------ AVAILABLE DATA

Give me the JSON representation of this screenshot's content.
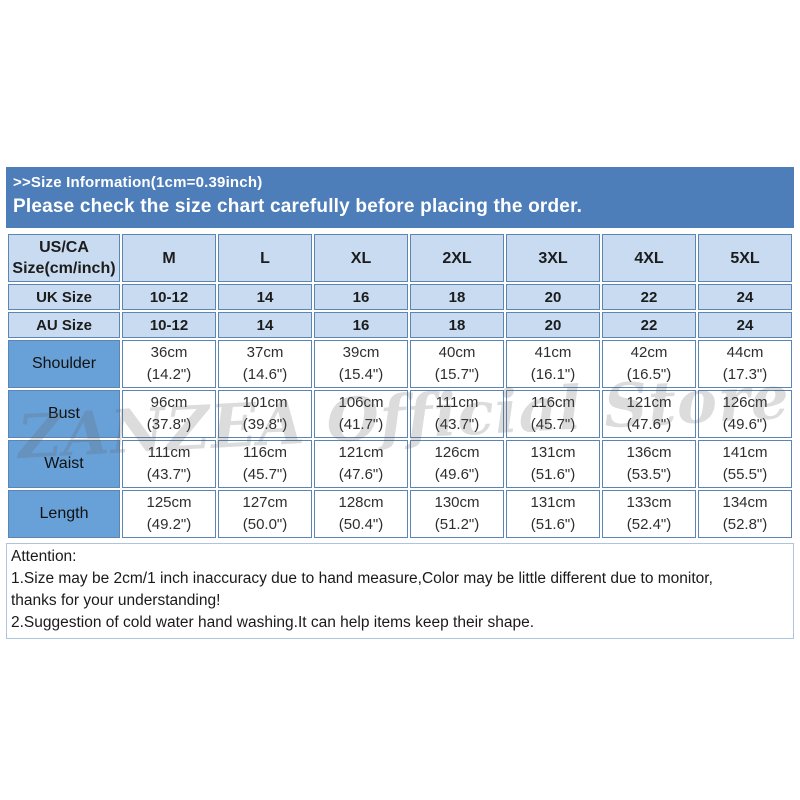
{
  "colors": {
    "banner_blue": "#4e7eba",
    "cell_light": "#c8dbf0",
    "cell_medium": "#68a1d8",
    "border_blue": "#5c85b2",
    "attention_border": "#aec4dc"
  },
  "banner": {
    "title": ">>Size Information(1cm=0.39inch)",
    "notice": "Please check the size chart carefully before placing the order."
  },
  "table": {
    "corner": {
      "line1": "US/CA",
      "line2": "Size(cm/inch)"
    },
    "columns": [
      "M",
      "L",
      "XL",
      "2XL",
      "3XL",
      "4XL",
      "5XL"
    ],
    "uk": {
      "label": "UK Size",
      "values": [
        "10-12",
        "14",
        "16",
        "18",
        "20",
        "22",
        "24"
      ]
    },
    "au": {
      "label": "AU Size",
      "values": [
        "10-12",
        "14",
        "16",
        "18",
        "20",
        "22",
        "24"
      ]
    },
    "rows": [
      {
        "label": "Shoulder",
        "values": [
          {
            "cm": "36cm",
            "inch": "(14.2\")"
          },
          {
            "cm": "37cm",
            "inch": "(14.6\")"
          },
          {
            "cm": "39cm",
            "inch": "(15.4\")"
          },
          {
            "cm": "40cm",
            "inch": "(15.7\")"
          },
          {
            "cm": "41cm",
            "inch": "(16.1\")"
          },
          {
            "cm": "42cm",
            "inch": "(16.5\")"
          },
          {
            "cm": "44cm",
            "inch": "(17.3\")"
          }
        ]
      },
      {
        "label": "Bust",
        "values": [
          {
            "cm": "96cm",
            "inch": "(37.8\")"
          },
          {
            "cm": "101cm",
            "inch": "(39.8\")"
          },
          {
            "cm": "106cm",
            "inch": "(41.7\")"
          },
          {
            "cm": "111cm",
            "inch": "(43.7\")"
          },
          {
            "cm": "116cm",
            "inch": "(45.7\")"
          },
          {
            "cm": "121cm",
            "inch": "(47.6\")"
          },
          {
            "cm": "126cm",
            "inch": "(49.6\")"
          }
        ]
      },
      {
        "label": "Waist",
        "values": [
          {
            "cm": "111cm",
            "inch": "(43.7\")"
          },
          {
            "cm": "116cm",
            "inch": "(45.7\")"
          },
          {
            "cm": "121cm",
            "inch": "(47.6\")"
          },
          {
            "cm": "126cm",
            "inch": "(49.6\")"
          },
          {
            "cm": "131cm",
            "inch": "(51.6\")"
          },
          {
            "cm": "136cm",
            "inch": "(53.5\")"
          },
          {
            "cm": "141cm",
            "inch": "(55.5\")"
          }
        ]
      },
      {
        "label": "Length",
        "values": [
          {
            "cm": "125cm",
            "inch": "(49.2\")"
          },
          {
            "cm": "127cm",
            "inch": "(50.0\")"
          },
          {
            "cm": "128cm",
            "inch": "(50.4\")"
          },
          {
            "cm": "130cm",
            "inch": "(51.2\")"
          },
          {
            "cm": "131cm",
            "inch": "(51.6\")"
          },
          {
            "cm": "133cm",
            "inch": "(52.4\")"
          },
          {
            "cm": "134cm",
            "inch": "(52.8\")"
          }
        ]
      }
    ]
  },
  "attention": {
    "title": "Attention:",
    "line1": "1.Size may be 2cm/1 inch inaccuracy due to hand measure,Color may be little different due to monitor,",
    "line2": "thanks for your understanding!",
    "line3": "2.Suggestion of cold water hand washing.It can help items keep their shape."
  },
  "watermark": {
    "text": "ZANZEA Official Store"
  },
  "chart_data": {
    "type": "table",
    "title": "Size Information(1cm=0.39inch)",
    "columns": [
      "US/CA Size(cm/inch)",
      "M",
      "L",
      "XL",
      "2XL",
      "3XL",
      "4XL",
      "5XL"
    ],
    "rows": [
      [
        "UK Size",
        "10-12",
        "14",
        "16",
        "18",
        "20",
        "22",
        "24"
      ],
      [
        "AU Size",
        "10-12",
        "14",
        "16",
        "18",
        "20",
        "22",
        "24"
      ],
      [
        "Shoulder",
        "36cm (14.2\")",
        "37cm (14.6\")",
        "39cm (15.4\")",
        "40cm (15.7\")",
        "41cm (16.1\")",
        "42cm (16.5\")",
        "44cm (17.3\")"
      ],
      [
        "Bust",
        "96cm (37.8\")",
        "101cm (39.8\")",
        "106cm (41.7\")",
        "111cm (43.7\")",
        "116cm (45.7\")",
        "121cm (47.6\")",
        "126cm (49.6\")"
      ],
      [
        "Waist",
        "111cm (43.7\")",
        "116cm (45.7\")",
        "121cm (47.6\")",
        "126cm (49.6\")",
        "131cm (51.6\")",
        "136cm (53.5\")",
        "141cm (55.5\")"
      ],
      [
        "Length",
        "125cm (49.2\")",
        "127cm (50.0\")",
        "128cm (50.4\")",
        "130cm (51.2\")",
        "131cm (51.6\")",
        "133cm (52.4\")",
        "134cm (52.8\")"
      ]
    ]
  }
}
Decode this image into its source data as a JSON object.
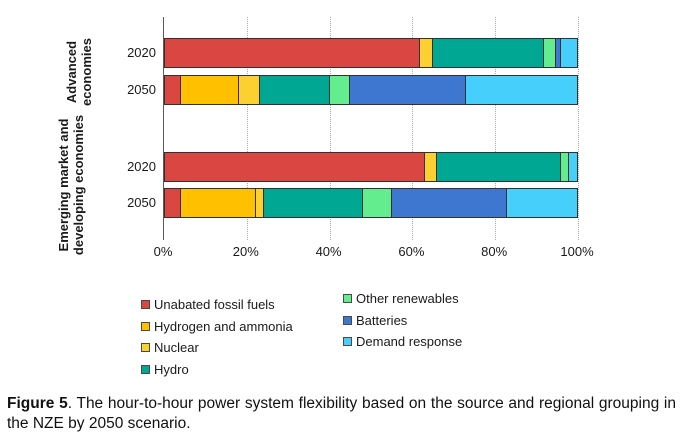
{
  "chart_data": {
    "type": "bar",
    "orientation": "horizontal",
    "stacked": true,
    "unit": "percent",
    "xlim": [
      0,
      100
    ],
    "x_ticks": [
      "0%",
      "20%",
      "40%",
      "60%",
      "80%",
      "100%"
    ],
    "grid": "vertical dotted gridlines every 20%",
    "legend_position": "bottom, two columns",
    "groups": [
      {
        "label": "Advanced economies",
        "bars": [
          {
            "year": "2020"
          },
          {
            "year": "2050"
          }
        ]
      },
      {
        "label": "Emerging market and developing economies",
        "bars": [
          {
            "year": "2020"
          },
          {
            "year": "2050"
          }
        ]
      }
    ],
    "bar_order": [
      "Advanced economies 2020",
      "Advanced economies 2050",
      "Emerging market and developing economies 2020",
      "Emerging market and developing economies 2050"
    ],
    "series": [
      {
        "name": "Unabated fossil fuels",
        "color": "#DA4742",
        "values": [
          62,
          4,
          63,
          4
        ]
      },
      {
        "name": "Hydrogen and ammonia",
        "color": "#FFC000",
        "values": [
          0,
          14,
          0,
          18
        ]
      },
      {
        "name": "Nuclear",
        "color": "#FDD032",
        "values": [
          3,
          5,
          3,
          2
        ]
      },
      {
        "name": "Hydro",
        "color": "#00A893",
        "values": [
          27,
          17,
          30,
          24
        ]
      },
      {
        "name": "Other renewables",
        "color": "#63ED8E",
        "values": [
          3,
          5,
          2,
          7
        ]
      },
      {
        "name": "Batteries",
        "color": "#3E77D0",
        "values": [
          1,
          28,
          0,
          28
        ]
      },
      {
        "name": "Demand response",
        "color": "#47CFFB",
        "values": [
          4,
          27,
          2,
          17
        ]
      }
    ]
  },
  "legend": {
    "columns": [
      [
        "Unabated fossil fuels",
        "Hydrogen and ammonia",
        "Nuclear",
        "Hydro"
      ],
      [
        "Other renewables",
        "Batteries",
        "Demand response"
      ]
    ]
  },
  "caption": {
    "label": "Figure 5",
    "text": ". The hour-to-hour power system flexibility based on the source and regional grouping in the NZE by 2050 scenario."
  }
}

------------

**WRITTEN TASK:** Leave every image out, and retype the material exactly.

**SOLUTION:**
Give me the JSON representation of this screenshot's content.
{
  "colors": {
    "banner_blue": "#4e7eba",
    "cell_light": "#c8dbf0",
    "cell_medium": "#68a1d8",
    "border_blue": "#5c85b2",
    "attention_border": "#aec4dc"
  },
  "banner": {
    "title": ">>Size Information(1cm=0.39inch)",
    "notice": "Please check the size chart carefully before placing the order."
  },
  "table": {
    "corner": {
      "line1": "US/CA",
      "line2": "Size(cm/inch)"
    },
    "columns": [
      "M",
      "L",
      "XL",
      "2XL",
      "3XL",
      "4XL",
      "5XL"
    ],
    "uk": {
      "label": "UK Size",
      "values": [
        "10-12",
        "14",
        "16",
        "18",
        "20",
        "22",
        "24"
      ]
    },
    "au": {
      "label": "AU Size",
      "values": [
        "10-12",
        "14",
        "16",
        "18",
        "20",
        "22",
        "24"
      ]
    },
    "rows": [
      {
        "label": "Shoulder",
        "values": [
          {
            "cm": "36cm",
            "inch": "(14.2\")"
          },
          {
            "cm": "37cm",
            "inch": "(14.6\")"
          },
          {
            "cm": "39cm",
            "inch": "(15.4\")"
          },
          {
            "cm": "40cm",
            "inch": "(15.7\")"
          },
          {
            "cm": "41cm",
            "inch": "(16.1\")"
          },
          {
            "cm": "42cm",
            "inch": "(16.5\")"
          },
          {
            "cm": "44cm",
            "inch": "(17.3\")"
          }
        ]
      },
      {
        "label": "Bust",
        "values": [
          {
            "cm": "96cm",
            "inch": "(37.8\")"
          },
          {
            "cm": "101cm",
            "inch": "(39.8\")"
          },
          {
            "cm": "106cm",
            "inch": "(41.7\")"
          },
          {
            "cm": "111cm",
            "inch": "(43.7\")"
          },
          {
            "cm": "116cm",
            "inch": "(45.7\")"
          },
          {
            "cm": "121cm",
            "inch": "(47.6\")"
          },
          {
            "cm": "126cm",
            "inch": "(49.6\")"
          }
        ]
      },
      {
        "label": "Waist",
        "values": [
          {
            "cm": "111cm",
            "inch": "(43.7\")"
          },
          {
            "cm": "116cm",
            "inch": "(45.7\")"
          },
          {
            "cm": "121cm",
            "inch": "(47.6\")"
          },
          {
            "cm": "126cm",
            "inch": "(49.6\")"
          },
          {
            "cm": "131cm",
            "inch": "(51.6\")"
          },
          {
            "cm": "136cm",
            "inch": "(53.5\")"
          },
          {
            "cm": "141cm",
            "inch": "(55.5\")"
          }
        ]
      },
      {
        "label": "Length",
        "values": [
          {
            "cm": "125cm",
            "inch": "(49.2\")"
          },
          {
            "cm": "127cm",
            "inch": "(50.0\")"
          },
          {
            "cm": "128cm",
            "inch": "(50.4\")"
          },
          {
            "cm": "130cm",
            "inch": "(51.2\")"
          },
          {
            "cm": "131cm",
            "inch": "(51.6\")"
          },
          {
            "cm": "133cm",
            "inch": "(52.4\")"
          },
          {
            "cm": "134cm",
            "inch": "(52.8\")"
          }
        ]
      }
    ]
  },
  "attention": {
    "title": "Attention:",
    "line1": "1.Size may be 2cm/1 inch inaccuracy due to hand measure,Color may be little different due to monitor,",
    "line2": "thanks for your understanding!",
    "line3": "2.Suggestion of cold water hand washing.It can help items keep their shape."
  },
  "watermark": {
    "text": "ZANZEA Official Store"
  },
  "chart_data": {
    "type": "table",
    "title": "Size Information(1cm=0.39inch)",
    "columns": [
      "US/CA Size(cm/inch)",
      "M",
      "L",
      "XL",
      "2XL",
      "3XL",
      "4XL",
      "5XL"
    ],
    "rows": [
      [
        "UK Size",
        "10-12",
        "14",
        "16",
        "18",
        "20",
        "22",
        "24"
      ],
      [
        "AU Size",
        "10-12",
        "14",
        "16",
        "18",
        "20",
        "22",
        "24"
      ],
      [
        "Shoulder",
        "36cm (14.2\")",
        "37cm (14.6\")",
        "39cm (15.4\")",
        "40cm (15.7\")",
        "41cm (16.1\")",
        "42cm (16.5\")",
        "44cm (17.3\")"
      ],
      [
        "Bust",
        "96cm (37.8\")",
        "101cm (39.8\")",
        "106cm (41.7\")",
        "111cm (43.7\")",
        "116cm (45.7\")",
        "121cm (47.6\")",
        "126cm (49.6\")"
      ],
      [
        "Waist",
        "111cm (43.7\")",
        "116cm (45.7\")",
        "121cm (47.6\")",
        "126cm (49.6\")",
        "131cm (51.6\")",
        "136cm (53.5\")",
        "141cm (55.5\")"
      ],
      [
        "Length",
        "125cm (49.2\")",
        "127cm (50.0\")",
        "128cm (50.4\")",
        "130cm (51.2\")",
        "131cm (51.6\")",
        "133cm (52.4\")",
        "134cm (52.8\")"
      ]
    ]
  }
}
Decode this image into its source data as a JSON object.
{
  "chart_data": {
    "type": "bar",
    "orientation": "horizontal",
    "stacked": true,
    "unit": "percent",
    "xlim": [
      0,
      100
    ],
    "x_ticks": [
      "0%",
      "20%",
      "40%",
      "60%",
      "80%",
      "100%"
    ],
    "grid": "vertical dotted gridlines every 20%",
    "legend_position": "bottom, two columns",
    "groups": [
      {
        "label": "Advanced economies",
        "bars": [
          {
            "year": "2020"
          },
          {
            "year": "2050"
          }
        ]
      },
      {
        "label": "Emerging market and developing economies",
        "bars": [
          {
            "year": "2020"
          },
          {
            "year": "2050"
          }
        ]
      }
    ],
    "bar_order": [
      "Advanced economies 2020",
      "Advanced economies 2050",
      "Emerging market and developing economies 2020",
      "Emerging market and developing economies 2050"
    ],
    "series": [
      {
        "name": "Unabated fossil fuels",
        "color": "#DA4742",
        "values": [
          62,
          4,
          63,
          4
        ]
      },
      {
        "name": "Hydrogen and ammonia",
        "color": "#FFC000",
        "values": [
          0,
          14,
          0,
          18
        ]
      },
      {
        "name": "Nuclear",
        "color": "#FDD032",
        "values": [
          3,
          5,
          3,
          2
        ]
      },
      {
        "name": "Hydro",
        "color": "#00A893",
        "values": [
          27,
          17,
          30,
          24
        ]
      },
      {
        "name": "Other renewables",
        "color": "#63ED8E",
        "values": [
          3,
          5,
          2,
          7
        ]
      },
      {
        "name": "Batteries",
        "color": "#3E77D0",
        "values": [
          1,
          28,
          0,
          28
        ]
      },
      {
        "name": "Demand response",
        "color": "#47CFFB",
        "values": [
          4,
          27,
          2,
          17
        ]
      }
    ]
  },
  "legend": {
    "columns": [
      [
        "Unabated fossil fuels",
        "Hydrogen and ammonia",
        "Nuclear",
        "Hydro"
      ],
      [
        "Other renewables",
        "Batteries",
        "Demand response"
      ]
    ]
  },
  "caption": {
    "label": "Figure 5",
    "text": ". The hour-to-hour power system flexibility based on the source and regional grouping in the NZE by 2050 scenario."
  }
}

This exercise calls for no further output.